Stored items
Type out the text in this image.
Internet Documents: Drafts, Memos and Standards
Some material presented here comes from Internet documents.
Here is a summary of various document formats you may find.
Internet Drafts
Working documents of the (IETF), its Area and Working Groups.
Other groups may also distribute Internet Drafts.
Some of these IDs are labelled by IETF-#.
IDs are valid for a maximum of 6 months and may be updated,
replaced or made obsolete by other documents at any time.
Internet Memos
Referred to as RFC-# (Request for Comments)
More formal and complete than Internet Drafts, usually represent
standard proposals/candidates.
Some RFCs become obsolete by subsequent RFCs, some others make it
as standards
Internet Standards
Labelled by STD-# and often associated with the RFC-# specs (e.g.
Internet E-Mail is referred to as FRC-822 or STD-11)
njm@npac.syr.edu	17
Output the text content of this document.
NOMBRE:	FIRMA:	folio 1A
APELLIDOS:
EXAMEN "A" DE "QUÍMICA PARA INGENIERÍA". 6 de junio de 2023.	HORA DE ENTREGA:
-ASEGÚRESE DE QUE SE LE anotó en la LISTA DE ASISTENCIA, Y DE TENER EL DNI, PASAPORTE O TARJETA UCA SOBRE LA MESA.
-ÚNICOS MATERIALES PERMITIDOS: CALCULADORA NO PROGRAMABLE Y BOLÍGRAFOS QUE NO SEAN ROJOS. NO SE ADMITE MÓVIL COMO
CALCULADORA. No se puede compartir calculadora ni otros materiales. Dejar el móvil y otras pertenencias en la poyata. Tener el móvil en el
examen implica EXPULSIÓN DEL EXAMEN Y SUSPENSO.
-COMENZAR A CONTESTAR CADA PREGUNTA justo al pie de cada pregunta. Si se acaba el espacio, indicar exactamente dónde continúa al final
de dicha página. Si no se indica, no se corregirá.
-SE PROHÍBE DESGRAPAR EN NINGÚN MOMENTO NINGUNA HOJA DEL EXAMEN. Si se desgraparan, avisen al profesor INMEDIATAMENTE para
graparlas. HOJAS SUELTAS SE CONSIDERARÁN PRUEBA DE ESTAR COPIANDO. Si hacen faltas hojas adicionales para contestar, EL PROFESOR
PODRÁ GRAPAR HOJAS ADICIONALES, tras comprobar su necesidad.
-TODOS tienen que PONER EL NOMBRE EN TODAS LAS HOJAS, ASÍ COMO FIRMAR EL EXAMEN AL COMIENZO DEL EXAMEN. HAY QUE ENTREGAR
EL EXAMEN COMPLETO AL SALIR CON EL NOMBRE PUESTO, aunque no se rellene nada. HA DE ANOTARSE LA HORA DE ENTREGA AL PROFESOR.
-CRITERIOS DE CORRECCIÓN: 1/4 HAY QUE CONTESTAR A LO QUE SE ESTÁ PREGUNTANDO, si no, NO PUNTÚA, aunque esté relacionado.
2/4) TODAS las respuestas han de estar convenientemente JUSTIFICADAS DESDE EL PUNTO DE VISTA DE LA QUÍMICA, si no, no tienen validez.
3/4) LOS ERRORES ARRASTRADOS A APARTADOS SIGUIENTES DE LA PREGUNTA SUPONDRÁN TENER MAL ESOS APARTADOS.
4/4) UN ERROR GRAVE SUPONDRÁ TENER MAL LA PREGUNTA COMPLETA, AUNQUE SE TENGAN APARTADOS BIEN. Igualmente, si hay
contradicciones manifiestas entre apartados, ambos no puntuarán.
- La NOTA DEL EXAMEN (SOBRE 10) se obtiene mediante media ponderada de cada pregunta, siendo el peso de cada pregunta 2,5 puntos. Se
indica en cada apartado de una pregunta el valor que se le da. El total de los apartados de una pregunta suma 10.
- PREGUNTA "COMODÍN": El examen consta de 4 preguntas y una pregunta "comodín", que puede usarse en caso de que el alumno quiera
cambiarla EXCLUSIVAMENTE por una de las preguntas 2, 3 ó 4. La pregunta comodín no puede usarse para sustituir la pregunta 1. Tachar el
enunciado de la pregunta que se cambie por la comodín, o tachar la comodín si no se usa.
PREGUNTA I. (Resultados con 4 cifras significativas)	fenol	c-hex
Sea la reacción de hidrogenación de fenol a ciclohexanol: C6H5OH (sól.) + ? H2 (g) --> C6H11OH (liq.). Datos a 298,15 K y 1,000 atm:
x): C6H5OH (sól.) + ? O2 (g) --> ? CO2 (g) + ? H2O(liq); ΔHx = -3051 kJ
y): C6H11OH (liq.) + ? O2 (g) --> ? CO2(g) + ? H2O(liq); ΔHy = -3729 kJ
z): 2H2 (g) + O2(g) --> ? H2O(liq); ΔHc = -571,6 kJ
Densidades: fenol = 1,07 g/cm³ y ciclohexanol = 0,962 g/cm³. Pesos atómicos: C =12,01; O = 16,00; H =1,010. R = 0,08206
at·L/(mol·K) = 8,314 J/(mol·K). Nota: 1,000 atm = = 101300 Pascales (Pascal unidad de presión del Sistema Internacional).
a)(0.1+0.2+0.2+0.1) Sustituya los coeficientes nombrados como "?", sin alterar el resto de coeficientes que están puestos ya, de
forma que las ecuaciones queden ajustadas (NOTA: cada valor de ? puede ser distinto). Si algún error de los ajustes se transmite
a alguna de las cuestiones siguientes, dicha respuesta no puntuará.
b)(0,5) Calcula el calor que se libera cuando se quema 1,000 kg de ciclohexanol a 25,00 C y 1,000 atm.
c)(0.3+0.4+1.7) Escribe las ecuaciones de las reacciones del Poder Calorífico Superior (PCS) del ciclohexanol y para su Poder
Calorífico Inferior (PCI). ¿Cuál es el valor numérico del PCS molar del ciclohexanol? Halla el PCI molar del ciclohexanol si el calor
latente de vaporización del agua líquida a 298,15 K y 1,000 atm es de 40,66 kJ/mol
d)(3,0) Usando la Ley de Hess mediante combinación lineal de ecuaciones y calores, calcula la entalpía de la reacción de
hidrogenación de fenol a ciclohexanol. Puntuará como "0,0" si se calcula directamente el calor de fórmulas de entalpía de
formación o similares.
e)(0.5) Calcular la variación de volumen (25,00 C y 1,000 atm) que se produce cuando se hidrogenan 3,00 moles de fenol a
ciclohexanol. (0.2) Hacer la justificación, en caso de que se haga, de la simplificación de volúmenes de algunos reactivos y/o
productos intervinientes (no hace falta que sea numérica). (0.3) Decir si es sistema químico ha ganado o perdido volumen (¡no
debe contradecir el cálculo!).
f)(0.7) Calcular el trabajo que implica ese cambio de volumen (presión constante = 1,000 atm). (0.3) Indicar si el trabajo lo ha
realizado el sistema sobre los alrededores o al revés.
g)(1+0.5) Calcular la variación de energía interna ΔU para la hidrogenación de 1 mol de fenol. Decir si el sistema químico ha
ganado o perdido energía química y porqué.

WRITTEN PROBLEM: Identify each line of the material where the word "comodín" shows up, and copy it.

EXERCISE SOLUTION:
- PREGUNTA "COMODÍN": El examen consta de 4 preguntas y una pregunta "comodín", que puede usarse en caso de que el alumno quiera
cambiarla EXCLUSIVAMENTE por una de las preguntas 2, 3 ó 4. La pregunta comodín no puede usarse para sustituir la pregunta 1. Tachar el
enunciado de la pregunta que se cambie por la comodín, o tachar la comodín si no se usa.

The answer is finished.